• _Your objective_
Take each line that has the word "name" and return it.

• _Given information_
----------------

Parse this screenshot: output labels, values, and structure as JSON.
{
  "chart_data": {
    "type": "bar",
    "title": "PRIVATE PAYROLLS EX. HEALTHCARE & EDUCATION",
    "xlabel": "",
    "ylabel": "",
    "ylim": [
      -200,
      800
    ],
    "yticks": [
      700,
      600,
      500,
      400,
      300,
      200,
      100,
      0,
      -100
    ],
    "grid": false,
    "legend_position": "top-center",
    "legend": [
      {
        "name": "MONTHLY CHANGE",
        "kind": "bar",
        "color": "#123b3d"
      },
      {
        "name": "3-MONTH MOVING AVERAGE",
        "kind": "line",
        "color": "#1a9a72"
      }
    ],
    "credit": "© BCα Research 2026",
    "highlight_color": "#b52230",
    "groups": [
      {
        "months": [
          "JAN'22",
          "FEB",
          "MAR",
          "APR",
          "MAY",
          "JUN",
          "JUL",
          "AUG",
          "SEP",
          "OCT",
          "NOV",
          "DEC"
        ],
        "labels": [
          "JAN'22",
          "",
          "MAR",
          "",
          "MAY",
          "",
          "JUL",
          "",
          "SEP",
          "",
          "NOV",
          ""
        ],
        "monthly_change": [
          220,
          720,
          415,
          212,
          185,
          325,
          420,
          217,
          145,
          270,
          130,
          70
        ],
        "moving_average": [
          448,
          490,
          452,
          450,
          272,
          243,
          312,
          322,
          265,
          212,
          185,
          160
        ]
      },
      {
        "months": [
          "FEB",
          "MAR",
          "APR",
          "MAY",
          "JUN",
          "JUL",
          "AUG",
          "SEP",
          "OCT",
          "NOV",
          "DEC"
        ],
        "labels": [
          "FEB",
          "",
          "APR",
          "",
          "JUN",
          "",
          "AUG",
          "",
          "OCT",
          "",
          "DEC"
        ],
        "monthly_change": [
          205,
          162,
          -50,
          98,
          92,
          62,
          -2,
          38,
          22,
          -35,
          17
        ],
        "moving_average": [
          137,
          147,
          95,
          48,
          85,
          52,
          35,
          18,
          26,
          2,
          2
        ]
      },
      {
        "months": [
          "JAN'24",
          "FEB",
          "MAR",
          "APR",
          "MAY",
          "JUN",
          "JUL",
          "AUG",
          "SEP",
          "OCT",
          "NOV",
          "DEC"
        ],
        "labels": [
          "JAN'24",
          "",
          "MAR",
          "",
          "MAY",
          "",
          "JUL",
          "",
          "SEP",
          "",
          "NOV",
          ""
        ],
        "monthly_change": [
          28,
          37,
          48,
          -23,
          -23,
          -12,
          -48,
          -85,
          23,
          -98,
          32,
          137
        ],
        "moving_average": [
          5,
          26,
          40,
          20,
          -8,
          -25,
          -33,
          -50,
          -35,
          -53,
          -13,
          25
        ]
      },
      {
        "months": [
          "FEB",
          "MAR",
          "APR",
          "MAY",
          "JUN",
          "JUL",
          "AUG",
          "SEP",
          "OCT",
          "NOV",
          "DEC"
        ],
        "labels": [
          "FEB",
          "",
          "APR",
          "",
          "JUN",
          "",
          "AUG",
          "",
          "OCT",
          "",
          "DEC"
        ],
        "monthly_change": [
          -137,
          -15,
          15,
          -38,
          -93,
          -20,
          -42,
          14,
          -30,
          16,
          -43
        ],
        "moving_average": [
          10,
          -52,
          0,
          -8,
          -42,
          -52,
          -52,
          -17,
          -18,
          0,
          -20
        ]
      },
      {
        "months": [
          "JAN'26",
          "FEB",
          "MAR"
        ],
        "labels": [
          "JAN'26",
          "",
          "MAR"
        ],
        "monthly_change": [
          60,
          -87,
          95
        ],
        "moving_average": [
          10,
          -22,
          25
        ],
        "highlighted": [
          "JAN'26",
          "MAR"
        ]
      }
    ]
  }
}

----------------

• _Finished task_
        "name": "MONTHLY CHANGE",
        "name": "3-MONTH MOVING AVERAGE",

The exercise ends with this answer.